**Consigne de travail 1:**
Selon le texte sur la psilocybine, combien de thérapeutes une psychothérapie assistée par cette substance exige-t-elle ?
**Consigne de travail 2:**
Reproduisez fidèlement le passage du texte sur la psilocybine qui va de « La psilocybine pourrait-elle » jusqu'à « reconnaît le Dr Do. » inclusivement.

**Texte du document:**
════
Cliniquement, quels progrès peut-on espérer chez le patient ? « Pour le moment, la psychothérapie assistée par la psilocybine n’est utilisée dans notre clinique que chez les patients ultraréfractaires. On ne peut donc pas s’attendre à des miracles, indique le Dr Do. Si on peut avoir de petits changements positifs, ce serait un très bon début. Si le patient pouvait simplement mobiliser son énergie dans un projet de vie, être moins envahi par ses symptômes anxiodépressifs, arriver à mieux fonctionner, ce serait pour nous un pas dans la bonne direction. Tant mieux si le patient peut avoir une rémission ou une guérison complète de ses symptômes. »
La psilocybine pourrait-elle par ailleurs déclencher des symptômes psychotiques persistants ? « Dans aucun essai clinique, un patient n’en a eu de manière permanente ». Et pour les risques de suicide ? « Dans l’étude du NEJM, certains ont eu des comportements suicidaires, mais il s’agissait de patients souffrant de dépression réfractaire. Il n’y a toutefois pas eu de tels cas dans l’étude du JAMA », mentionne le psychiatre.
Une psychothérapie assistée par la psilocybine est complexe à organiser. Elle exige deux thérapeutes et comprend une série de rencontres avec le patient pour la préparation, la prise de l’alcaloïde et l’intégration de l’expérience. Au moins une douzaine, si ce n’est une vingtaine d’heures, en tout sont nécessaires. « C’est sûr que c’est un investissement de temps et de ressources considérables », reconnaît le Dr Do.
════
**Données fournies:**

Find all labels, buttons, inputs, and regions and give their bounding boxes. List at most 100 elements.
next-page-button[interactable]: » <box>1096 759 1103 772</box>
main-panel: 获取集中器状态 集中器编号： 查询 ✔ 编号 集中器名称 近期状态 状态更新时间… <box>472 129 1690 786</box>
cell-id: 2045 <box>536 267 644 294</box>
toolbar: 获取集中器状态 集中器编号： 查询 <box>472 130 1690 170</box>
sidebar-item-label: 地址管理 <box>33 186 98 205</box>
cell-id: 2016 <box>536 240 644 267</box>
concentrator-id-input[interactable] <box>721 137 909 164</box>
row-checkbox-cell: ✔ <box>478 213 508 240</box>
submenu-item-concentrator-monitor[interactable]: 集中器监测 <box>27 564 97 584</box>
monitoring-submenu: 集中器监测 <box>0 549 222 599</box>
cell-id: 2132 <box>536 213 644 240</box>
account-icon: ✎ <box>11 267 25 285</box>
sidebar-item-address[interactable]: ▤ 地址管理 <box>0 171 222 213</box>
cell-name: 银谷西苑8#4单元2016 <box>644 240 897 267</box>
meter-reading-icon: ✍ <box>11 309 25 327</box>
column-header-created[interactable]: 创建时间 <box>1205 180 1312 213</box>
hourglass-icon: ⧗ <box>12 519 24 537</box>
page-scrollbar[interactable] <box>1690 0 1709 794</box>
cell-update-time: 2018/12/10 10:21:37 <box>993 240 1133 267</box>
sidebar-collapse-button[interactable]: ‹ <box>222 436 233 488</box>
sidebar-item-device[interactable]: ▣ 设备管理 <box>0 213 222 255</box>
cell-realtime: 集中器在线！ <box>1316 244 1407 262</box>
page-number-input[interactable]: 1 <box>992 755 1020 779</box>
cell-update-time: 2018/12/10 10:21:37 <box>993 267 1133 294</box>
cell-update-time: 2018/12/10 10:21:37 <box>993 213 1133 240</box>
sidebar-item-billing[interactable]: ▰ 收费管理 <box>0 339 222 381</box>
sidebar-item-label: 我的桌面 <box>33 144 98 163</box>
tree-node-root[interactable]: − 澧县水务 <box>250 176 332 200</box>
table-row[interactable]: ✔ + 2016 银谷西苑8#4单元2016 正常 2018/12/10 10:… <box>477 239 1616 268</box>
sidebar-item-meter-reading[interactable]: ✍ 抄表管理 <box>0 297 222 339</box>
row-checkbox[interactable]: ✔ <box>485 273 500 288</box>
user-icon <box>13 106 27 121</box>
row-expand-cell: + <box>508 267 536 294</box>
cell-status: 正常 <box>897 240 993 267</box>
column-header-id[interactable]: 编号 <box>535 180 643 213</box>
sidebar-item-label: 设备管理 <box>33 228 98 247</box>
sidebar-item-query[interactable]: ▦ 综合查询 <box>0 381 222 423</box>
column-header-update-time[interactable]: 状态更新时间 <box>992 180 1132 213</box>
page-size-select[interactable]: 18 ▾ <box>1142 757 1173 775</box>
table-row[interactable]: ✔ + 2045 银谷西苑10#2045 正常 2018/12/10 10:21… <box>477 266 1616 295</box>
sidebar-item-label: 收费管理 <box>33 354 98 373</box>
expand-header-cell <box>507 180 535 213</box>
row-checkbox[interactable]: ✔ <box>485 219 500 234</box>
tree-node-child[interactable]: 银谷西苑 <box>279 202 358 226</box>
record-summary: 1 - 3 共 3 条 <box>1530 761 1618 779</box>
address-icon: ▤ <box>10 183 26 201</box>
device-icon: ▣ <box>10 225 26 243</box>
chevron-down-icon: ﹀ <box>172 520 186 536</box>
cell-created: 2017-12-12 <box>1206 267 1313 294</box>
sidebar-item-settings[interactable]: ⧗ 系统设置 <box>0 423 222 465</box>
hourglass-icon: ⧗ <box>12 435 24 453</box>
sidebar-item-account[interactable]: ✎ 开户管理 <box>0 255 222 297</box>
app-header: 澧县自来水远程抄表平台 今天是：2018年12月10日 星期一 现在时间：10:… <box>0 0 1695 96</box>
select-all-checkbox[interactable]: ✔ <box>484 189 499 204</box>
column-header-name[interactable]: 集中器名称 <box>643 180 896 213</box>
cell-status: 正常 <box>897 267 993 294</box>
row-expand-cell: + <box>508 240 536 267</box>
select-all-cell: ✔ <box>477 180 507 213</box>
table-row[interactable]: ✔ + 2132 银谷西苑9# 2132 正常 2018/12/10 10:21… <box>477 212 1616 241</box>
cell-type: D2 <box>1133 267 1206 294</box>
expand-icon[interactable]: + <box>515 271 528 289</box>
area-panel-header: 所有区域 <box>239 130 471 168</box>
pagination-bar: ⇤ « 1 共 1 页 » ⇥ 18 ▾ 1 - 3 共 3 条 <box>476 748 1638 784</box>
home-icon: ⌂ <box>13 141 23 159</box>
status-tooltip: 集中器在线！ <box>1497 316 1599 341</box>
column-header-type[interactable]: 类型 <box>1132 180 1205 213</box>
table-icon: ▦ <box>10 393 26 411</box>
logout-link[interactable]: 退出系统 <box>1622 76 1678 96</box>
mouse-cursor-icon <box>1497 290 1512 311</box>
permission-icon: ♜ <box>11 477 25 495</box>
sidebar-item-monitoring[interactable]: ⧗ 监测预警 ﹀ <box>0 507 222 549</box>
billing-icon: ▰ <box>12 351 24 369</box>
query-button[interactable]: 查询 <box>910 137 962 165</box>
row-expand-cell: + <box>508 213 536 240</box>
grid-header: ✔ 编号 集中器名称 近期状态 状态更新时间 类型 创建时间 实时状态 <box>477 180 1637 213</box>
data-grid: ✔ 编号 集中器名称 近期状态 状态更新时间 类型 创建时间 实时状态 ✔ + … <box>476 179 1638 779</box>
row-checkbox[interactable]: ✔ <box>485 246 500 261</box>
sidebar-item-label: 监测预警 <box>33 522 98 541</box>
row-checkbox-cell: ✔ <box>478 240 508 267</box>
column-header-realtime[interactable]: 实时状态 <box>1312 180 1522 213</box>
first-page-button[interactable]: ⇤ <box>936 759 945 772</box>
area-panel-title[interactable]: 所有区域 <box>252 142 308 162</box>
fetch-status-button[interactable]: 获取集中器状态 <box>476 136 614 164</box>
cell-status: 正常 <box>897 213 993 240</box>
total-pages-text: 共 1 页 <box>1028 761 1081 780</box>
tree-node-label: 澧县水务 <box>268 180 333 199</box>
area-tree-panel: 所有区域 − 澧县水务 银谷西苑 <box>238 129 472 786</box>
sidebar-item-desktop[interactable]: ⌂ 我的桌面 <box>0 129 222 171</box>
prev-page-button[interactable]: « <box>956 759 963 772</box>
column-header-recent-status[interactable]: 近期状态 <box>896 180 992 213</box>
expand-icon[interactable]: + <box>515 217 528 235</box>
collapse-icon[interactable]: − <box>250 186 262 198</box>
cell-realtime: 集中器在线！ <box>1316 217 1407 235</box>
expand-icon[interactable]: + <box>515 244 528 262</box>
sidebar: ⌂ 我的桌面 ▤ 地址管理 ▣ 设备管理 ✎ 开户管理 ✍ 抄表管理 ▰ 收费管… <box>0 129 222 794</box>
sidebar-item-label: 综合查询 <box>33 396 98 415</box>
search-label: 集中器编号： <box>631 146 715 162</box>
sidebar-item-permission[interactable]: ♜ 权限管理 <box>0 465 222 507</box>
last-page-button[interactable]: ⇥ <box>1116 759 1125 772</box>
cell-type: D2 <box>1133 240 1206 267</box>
════
**Réponse finale 1:**
Elle exige deux thérapeutes.

**Réponse finale 2:**
La psilocybine pourrait-elle par ailleurs déclencher des symptômes psychotiques persistants ? « Dans aucun essai clinique, un patient n’en a eu de manière permanente ». Et pour les risques de suicide ? « Dans l’étude du NEJM, certains ont eu des comportements suicidaires, mais il s’agissait de patients souffrant de dépression réfractaire. Il n’y a toutefois pas eu de tels cas dans l’étude du JAMA », mentionne le psychiatre.
Une psychothérapie assistée par la psilocybine est complexe à organiser. Elle exige deux thérapeutes et comprend une série de rencontres avec le patient pour la préparation, la prise de l’alcaloïde et l’intégration de l’expérience. Au moins une douzaine, si ce n’est une vingtaine d’heures, en tout sont nécessaires. « C’est sûr que c’est un investissement de temps et de ressources considérables », reconnaît le Dr Do.